◆ **Texte**:
---------------

Friday, July 27, 2007

Pas plus tard qu’hier j’ai lu. J' ai lu aussi aujourd’hui. J’ai été extrêmement marqué par ce que j’ai lu. Hier comme aujourd’hui, l’impression qu’a exercée sur moi cette lecture a été telle que jamais plus je ne serai le même. Comment après une pareille expérience douter de l’influence définitive qui inévitablement va s’ensuivre ? Il est rare qu’une lecture agisse avec tant de force, soit à ce point décisive. Et pourtant, je dois l’avouer, j’ai passé ma vie à lire. D’aucuns me l’ont reproché, mais jamais je n’ai su faire autre chose. Plus d’une fois, j’ai essayé de me libérer de l’emprise que me faisait subir la lecture, mais malgré les sincères efforts que je déployais, le pouvoir tentateur des livres finissait par avoir raison de mes résolutions les plus fermes et me faire succomber ; jusqu’à ce que je renonce à lutter, que j’accepte un joug dont il m’était impossible de me défaire.
Cette décision prise, il ne me resta plus qu’à attendre de mon unique activité, cette course sans fin de livre en livre, un évènement pour en rompre le cours. Plus je voulais sortir des livres, plus je devais m’y absorber. Plus je cherchais à m’échapper du fil ininterrompu des phrases, plus il me fallait demeurer en équilibre sur ce fil ; le moindre moment d’inattention pouvant être fatal, et me faire perdre à tout jamais la clef secrète de mes lectures, la raison pour laquelle ma vie se résumait en une succession de mots lus de jour en jour.
Et hier, et aujourd’hui enfin, après tant d’années d’un destin linéaire, j’ai lu la phrase que j’attendais depuis toujours, celle pour laquelle j’ai toujours lue, et après laquelle jamais plus je ne lirai.

---------------

◆ **Entrées de données stockées**:
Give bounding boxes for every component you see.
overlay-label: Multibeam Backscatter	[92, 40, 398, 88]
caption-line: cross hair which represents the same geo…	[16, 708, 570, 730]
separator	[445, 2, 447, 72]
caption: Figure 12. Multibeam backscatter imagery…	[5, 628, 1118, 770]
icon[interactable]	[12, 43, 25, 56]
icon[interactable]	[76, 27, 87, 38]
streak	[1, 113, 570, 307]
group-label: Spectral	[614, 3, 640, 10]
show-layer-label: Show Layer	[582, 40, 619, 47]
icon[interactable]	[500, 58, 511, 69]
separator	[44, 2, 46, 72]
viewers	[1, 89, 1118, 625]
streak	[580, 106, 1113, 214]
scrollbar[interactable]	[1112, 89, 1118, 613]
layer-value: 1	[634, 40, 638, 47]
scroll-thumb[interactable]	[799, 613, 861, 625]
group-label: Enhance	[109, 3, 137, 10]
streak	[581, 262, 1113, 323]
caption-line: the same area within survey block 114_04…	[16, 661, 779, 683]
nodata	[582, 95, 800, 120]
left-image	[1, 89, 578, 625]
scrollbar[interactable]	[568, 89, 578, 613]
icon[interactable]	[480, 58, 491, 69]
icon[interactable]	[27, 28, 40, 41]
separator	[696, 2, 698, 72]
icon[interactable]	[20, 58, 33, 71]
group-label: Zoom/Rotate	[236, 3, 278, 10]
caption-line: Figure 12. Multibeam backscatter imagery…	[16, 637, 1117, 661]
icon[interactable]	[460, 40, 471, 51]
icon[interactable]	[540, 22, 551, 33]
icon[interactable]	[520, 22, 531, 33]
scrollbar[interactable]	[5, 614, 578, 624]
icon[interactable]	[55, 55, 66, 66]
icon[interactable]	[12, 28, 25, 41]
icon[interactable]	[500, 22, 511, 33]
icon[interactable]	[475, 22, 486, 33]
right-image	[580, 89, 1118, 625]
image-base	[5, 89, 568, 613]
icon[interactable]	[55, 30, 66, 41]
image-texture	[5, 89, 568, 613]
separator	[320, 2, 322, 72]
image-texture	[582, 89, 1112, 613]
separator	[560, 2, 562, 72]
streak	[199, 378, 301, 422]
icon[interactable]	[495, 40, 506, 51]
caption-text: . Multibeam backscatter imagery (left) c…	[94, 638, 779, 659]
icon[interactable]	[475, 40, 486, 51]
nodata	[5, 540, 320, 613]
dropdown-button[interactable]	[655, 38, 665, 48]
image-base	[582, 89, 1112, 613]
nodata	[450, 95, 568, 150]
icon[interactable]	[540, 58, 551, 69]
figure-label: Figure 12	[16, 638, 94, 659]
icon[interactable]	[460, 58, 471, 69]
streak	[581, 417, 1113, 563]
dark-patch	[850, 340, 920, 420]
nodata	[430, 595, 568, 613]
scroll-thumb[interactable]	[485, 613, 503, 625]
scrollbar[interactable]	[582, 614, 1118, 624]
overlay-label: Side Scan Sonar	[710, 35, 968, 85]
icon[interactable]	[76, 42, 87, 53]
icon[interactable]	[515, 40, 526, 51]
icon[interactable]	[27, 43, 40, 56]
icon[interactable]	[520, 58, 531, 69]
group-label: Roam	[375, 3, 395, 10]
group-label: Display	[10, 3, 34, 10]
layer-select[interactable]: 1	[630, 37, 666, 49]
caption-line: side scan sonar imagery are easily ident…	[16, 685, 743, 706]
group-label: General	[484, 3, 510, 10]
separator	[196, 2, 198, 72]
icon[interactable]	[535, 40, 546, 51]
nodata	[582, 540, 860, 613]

---------------

◆ **Mise en pratique**:
**a.** D'après le texte sur la lecture, à quoi la personne qui parle a-t-elle passé sa vie ?
**b.** Recopiez le passage du texte sur la lecture qui va de « Pas plus tard » à « de me défaire. » en remplaçant « lecture » par « aventure ».

◆ **Tâches corrigées**:
**a.** À lire.

**b.**
Pas plus tard qu’hier j’ai lu. J' ai lu aussi aujourd’hui. J’ai été extrêmement marqué par ce que j’ai lu. Hier comme aujourd’hui, l’impression qu’a exercée sur moi cette aventure a été telle que jamais plus je ne serai le même. Comment après une pareille expérience douter de l’influence définitive qui inévitablement va s’ensuivre ? Il est rare qu’une aventure agisse avec tant de force, soit à ce point décisive. Et pourtant, je dois l’avouer, j’ai passé ma vie à lire. D’aucuns me l’ont reproché, mais jamais je n’ai su faire autre chose. Plus d’une fois, j’ai essayé de me libérer de l’emprise que me faisait subir la aventure, mais malgré les sincères efforts que je déployais, le pouvoir tentateur des livres finissait par avoir raison de mes résolutions les plus fermes et me faire succomber ; jusqu’à ce que je renonce à lutter, que j’accepte un joug dont il m’était impossible de me défaire.